The problem:
Output the data below in full, byte for byte. Nothing may differ.

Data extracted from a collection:
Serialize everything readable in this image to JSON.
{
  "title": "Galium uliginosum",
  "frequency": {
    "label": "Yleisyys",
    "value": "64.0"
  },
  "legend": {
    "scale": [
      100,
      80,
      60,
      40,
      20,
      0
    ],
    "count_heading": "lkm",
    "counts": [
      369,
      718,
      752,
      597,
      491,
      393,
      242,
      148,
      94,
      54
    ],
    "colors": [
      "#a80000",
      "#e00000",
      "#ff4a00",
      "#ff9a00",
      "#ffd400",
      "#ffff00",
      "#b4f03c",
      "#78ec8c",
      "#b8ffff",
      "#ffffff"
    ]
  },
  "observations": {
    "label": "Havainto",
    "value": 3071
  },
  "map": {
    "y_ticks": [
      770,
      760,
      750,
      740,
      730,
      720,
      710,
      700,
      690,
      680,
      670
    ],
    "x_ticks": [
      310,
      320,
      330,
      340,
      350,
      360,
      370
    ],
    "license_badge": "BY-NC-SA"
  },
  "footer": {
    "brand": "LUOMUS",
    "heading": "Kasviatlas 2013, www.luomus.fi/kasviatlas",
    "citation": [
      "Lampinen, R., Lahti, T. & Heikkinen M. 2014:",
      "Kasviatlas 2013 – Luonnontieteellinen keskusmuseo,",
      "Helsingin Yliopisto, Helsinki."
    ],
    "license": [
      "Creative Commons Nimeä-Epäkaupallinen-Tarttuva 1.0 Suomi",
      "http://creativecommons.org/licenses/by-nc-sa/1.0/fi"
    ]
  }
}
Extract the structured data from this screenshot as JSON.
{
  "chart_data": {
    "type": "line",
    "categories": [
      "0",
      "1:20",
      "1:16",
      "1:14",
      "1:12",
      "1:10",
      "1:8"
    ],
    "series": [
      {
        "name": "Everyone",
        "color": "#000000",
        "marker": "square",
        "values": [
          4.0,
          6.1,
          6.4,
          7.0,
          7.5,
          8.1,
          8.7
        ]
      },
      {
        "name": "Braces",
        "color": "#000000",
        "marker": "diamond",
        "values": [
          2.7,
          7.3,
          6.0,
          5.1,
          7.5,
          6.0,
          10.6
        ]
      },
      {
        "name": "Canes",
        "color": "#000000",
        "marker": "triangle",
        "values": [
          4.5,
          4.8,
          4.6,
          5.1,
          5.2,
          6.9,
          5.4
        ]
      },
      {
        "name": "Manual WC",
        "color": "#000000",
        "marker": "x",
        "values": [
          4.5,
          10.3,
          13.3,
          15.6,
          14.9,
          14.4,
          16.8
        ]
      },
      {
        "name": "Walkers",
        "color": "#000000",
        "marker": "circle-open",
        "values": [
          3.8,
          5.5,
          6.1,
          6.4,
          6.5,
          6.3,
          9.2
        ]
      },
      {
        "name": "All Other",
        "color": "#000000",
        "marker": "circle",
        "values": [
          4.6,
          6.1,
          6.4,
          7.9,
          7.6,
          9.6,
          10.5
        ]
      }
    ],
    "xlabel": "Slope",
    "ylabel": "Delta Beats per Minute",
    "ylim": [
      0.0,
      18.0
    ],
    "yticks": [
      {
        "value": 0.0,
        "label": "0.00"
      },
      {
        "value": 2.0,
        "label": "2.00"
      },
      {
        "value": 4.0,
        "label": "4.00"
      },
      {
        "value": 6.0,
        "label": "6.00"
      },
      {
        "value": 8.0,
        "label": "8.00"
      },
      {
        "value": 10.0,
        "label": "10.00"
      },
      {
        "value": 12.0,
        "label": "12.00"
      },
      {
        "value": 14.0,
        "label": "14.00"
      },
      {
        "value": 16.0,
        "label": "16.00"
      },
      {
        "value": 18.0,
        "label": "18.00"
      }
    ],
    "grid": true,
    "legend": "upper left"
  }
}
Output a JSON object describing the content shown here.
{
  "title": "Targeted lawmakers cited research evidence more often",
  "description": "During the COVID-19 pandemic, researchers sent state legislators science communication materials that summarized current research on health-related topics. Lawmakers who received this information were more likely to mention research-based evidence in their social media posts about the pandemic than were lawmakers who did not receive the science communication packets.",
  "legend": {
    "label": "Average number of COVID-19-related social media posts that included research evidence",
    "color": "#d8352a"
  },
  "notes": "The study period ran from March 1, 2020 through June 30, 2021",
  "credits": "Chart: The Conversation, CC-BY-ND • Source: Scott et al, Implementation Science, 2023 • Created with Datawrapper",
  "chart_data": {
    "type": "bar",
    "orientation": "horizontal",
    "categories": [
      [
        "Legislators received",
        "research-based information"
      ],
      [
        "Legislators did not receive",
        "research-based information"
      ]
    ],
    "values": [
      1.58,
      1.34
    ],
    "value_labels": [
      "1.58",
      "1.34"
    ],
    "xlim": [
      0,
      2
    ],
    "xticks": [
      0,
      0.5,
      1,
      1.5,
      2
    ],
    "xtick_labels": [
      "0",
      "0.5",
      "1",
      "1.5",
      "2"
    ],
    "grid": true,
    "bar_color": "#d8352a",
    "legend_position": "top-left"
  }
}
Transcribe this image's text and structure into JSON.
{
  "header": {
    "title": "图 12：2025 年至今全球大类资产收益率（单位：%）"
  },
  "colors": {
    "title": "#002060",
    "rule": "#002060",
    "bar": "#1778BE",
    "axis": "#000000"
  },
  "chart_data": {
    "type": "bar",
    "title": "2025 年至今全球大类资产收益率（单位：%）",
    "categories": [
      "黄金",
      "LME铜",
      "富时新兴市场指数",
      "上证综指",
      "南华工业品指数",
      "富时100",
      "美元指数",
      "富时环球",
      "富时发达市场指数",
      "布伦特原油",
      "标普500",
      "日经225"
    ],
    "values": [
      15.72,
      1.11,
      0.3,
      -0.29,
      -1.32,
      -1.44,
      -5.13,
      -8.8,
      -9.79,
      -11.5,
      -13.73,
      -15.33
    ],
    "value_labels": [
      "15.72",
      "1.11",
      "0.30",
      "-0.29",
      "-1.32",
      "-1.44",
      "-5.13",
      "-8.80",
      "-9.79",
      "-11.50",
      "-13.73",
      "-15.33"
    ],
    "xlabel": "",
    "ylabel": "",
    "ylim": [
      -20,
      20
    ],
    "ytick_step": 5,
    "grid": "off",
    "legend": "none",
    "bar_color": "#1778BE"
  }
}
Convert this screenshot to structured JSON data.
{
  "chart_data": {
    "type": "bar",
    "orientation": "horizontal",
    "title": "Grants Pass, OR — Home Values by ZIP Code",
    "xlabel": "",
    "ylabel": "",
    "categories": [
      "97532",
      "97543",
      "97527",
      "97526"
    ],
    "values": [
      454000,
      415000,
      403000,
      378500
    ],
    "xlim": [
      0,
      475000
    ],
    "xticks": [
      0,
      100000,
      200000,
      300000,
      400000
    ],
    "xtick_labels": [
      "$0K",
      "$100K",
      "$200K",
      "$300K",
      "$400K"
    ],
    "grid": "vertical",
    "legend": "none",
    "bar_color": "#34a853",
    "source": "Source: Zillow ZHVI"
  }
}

Task result:
Serialize everything readable in this image to JSON.
{
  "title": "Galium uliginosum",
  "frequency": {
    "label": "Yleisyys",
    "value": "64.0"
  },
  "legend": {
    "scale": [
      100,
      80,
      60,
      40,
      20,
      0
    ],
    "count_heading": "lkm",
    "counts": [
      369,
      718,
      752,
      597,
      491,
      393,
      242,
      148,
      94,
      54
    ],
    "colors": [
      "#a80000",
      "#e00000",
      "#ff4a00",
      "#ff9a00",
      "#ffd400",
      "#ffff00",
      "#b4f03c",
      "#78ec8c",
      "#b8ffff",
      "#ffffff"
    ]
  },
  "observations": {
    "label": "Havainto",
    "value": 3071
  },
  "map": {
    "y_ticks": [
      770,
      760,
      750,
      740,
      730,
      720,
      710,
      700,
      690,
      680,
      670
    ],
    "x_ticks": [
      310,
      320,
      330,
      340,
      350,
      360,
      370
    ],
    "license_badge": "BY-NC-SA"
  },
  "footer": {
    "brand": "LUOMUS",
    "heading": "Kasviatlas 2013, www.luomus.fi/kasviatlas",
    "citation": [
      "Lampinen, R., Lahti, T. & Heikkinen M. 2014:",
      "Kasviatlas 2013 – Luonnontieteellinen keskusmuseo,",
      "Helsingin Yliopisto, Helsinki."
    ],
    "license": [
      "Creative Commons Nimeä-Epäkaupallinen-Tarttuva 1.0 Suomi",
      "http://creativecommons.org/licenses/by-nc-sa/1.0/fi"
    ]
  }
}
Extract the structured data from this screenshot as JSON.
{
  "chart_data": {
    "type": "line",
    "categories": [
      "0",
      "1:20",
      "1:16",
      "1:14",
      "1:12",
      "1:10",
      "1:8"
    ],
    "series": [
      {
        "name": "Everyone",
        "color": "#000000",
        "marker": "square",
        "values": [
          4.0,
          6.1,
          6.4,
          7.0,
          7.5,
          8.1,
          8.7
        ]
      },
      {
        "name": "Braces",
        "color": "#000000",
        "marker": "diamond",
        "values": [
          2.7,
          7.3,
          6.0,
          5.1,
          7.5,
          6.0,
          10.6
        ]
      },
      {
        "name": "Canes",
        "color": "#000000",
        "marker": "triangle",
        "values": [
          4.5,
          4.8,
          4.6,
          5.1,
          5.2,
          6.9,
          5.4
        ]
      },
      {
        "name": "Manual WC",
        "color": "#000000",
        "marker": "x",
        "values": [
          4.5,
          10.3,
          13.3,
          15.6,
          14.9,
          14.4,
          16.8
        ]
      },
      {
        "name": "Walkers",
        "color": "#000000",
        "marker": "circle-open",
        "values": [
          3.8,
          5.5,
          6.1,
          6.4,
          6.5,
          6.3,
          9.2
        ]
      },
      {
        "name": "All Other",
        "color": "#000000",
        "marker": "circle",
        "values": [
          4.6,
          6.1,
          6.4,
          7.9,
          7.6,
          9.6,
          10.5
        ]
      }
    ],
    "xlabel": "Slope",
    "ylabel": "Delta Beats per Minute",
    "ylim": [
      0.0,
      18.0
    ],
    "yticks": [
      {
        "value": 0.0,
        "label": "0.00"
      },
      {
        "value": 2.0,
        "label": "2.00"
      },
      {
        "value": 4.0,
        "label": "4.00"
      },
      {
        "value": 6.0,
        "label": "6.00"
      },
      {
        "value": 8.0,
        "label": "8.00"
      },
      {
        "value": 10.0,
        "label": "10.00"
      },
      {
        "value": 12.0,
        "label": "12.00"
      },
      {
        "value": 14.0,
        "label": "14.00"
      },
      {
        "value": 16.0,
        "label": "16.00"
      },
      {
        "value": 18.0,
        "label": "18.00"
      }
    ],
    "grid": true,
    "legend": "upper left"
  }
}
Output a JSON object describing the content shown here.
{
  "title": "Targeted lawmakers cited research evidence more often",
  "description": "During the COVID-19 pandemic, researchers sent state legislators science communication materials that summarized current research on health-related topics. Lawmakers who received this information were more likely to mention research-based evidence in their social media posts about the pandemic than were lawmakers who did not receive the science communication packets.",
  "legend": {
    "label": "Average number of COVID-19-related social media posts that included research evidence",
    "color": "#d8352a"
  },
  "notes": "The study period ran from March 1, 2020 through June 30, 2021",
  "credits": "Chart: The Conversation, CC-BY-ND • Source: Scott et al, Implementation Science, 2023 • Created with Datawrapper",
  "chart_data": {
    "type": "bar",
    "orientation": "horizontal",
    "categories": [
      [
        "Legislators received",
        "research-based information"
      ],
      [
        "Legislators did not receive",
        "research-based information"
      ]
    ],
    "values": [
      1.58,
      1.34
    ],
    "value_labels": [
      "1.58",
      "1.34"
    ],
    "xlim": [
      0,
      2
    ],
    "xticks": [
      0,
      0.5,
      1,
      1.5,
      2
    ],
    "xtick_labels": [
      "0",
      "0.5",
      "1",
      "1.5",
      "2"
    ],
    "grid": true,
    "bar_color": "#d8352a",
    "legend_position": "top-left"
  }
}
Transcribe this image's text and structure into JSON.
{
  "header": {
    "title": "图 12：2025 年至今全球大类资产收益率（单位：%）"
  },
  "colors": {
    "title": "#002060",
    "rule": "#002060",
    "bar": "#1778BE",
    "axis": "#000000"
  },
  "chart_data": {
    "type": "bar",
    "title": "2025 年至今全球大类资产收益率（单位：%）",
    "categories": [
      "黄金",
      "LME铜",
      "富时新兴市场指数",
      "上证综指",
      "南华工业品指数",
      "富时100",
      "美元指数",
      "富时环球",
      "富时发达市场指数",
      "布伦特原油",
      "标普500",
      "日经225"
    ],
    "values": [
      15.72,
      1.11,
      0.3,
      -0.29,
      -1.32,
      -1.44,
      -5.13,
      -8.8,
      -9.79,
      -11.5,
      -13.73,
      -15.33
    ],
    "value_labels": [
      "15.72",
      "1.11",
      "0.30",
      "-0.29",
      "-1.32",
      "-1.44",
      "-5.13",
      "-8.80",
      "-9.79",
      "-11.50",
      "-13.73",
      "-15.33"
    ],
    "xlabel": "",
    "ylabel": "",
    "ylim": [
      -20,
      20
    ],
    "ytick_step": 5,
    "grid": "off",
    "legend": "none",
    "bar_color": "#1778BE"
  }
}
Convert this screenshot to structured JSON data.
{
  "chart_data": {
    "type": "bar",
    "orientation": "horizontal",
    "title": "Grants Pass, OR — Home Values by ZIP Code",
    "xlabel": "",
    "ylabel": "",
    "categories": [
      "97532",
      "97543",
      "97527",
      "97526"
    ],
    "values": [
      454000,
      415000,
      403000,
      378500
    ],
    "xlim": [
      0,
      475000
    ],
    "xticks": [
      0,
      100000,
      200000,
      300000,
      400000
    ],
    "xtick_labels": [
      "$0K",
      "$100K",
      "$200K",
      "$300K",
      "$400K"
    ],
    "grid": "vertical",
    "legend": "none",
    "bar_color": "#34a853",
    "source": "Source: Zillow ZHVI"
  }
}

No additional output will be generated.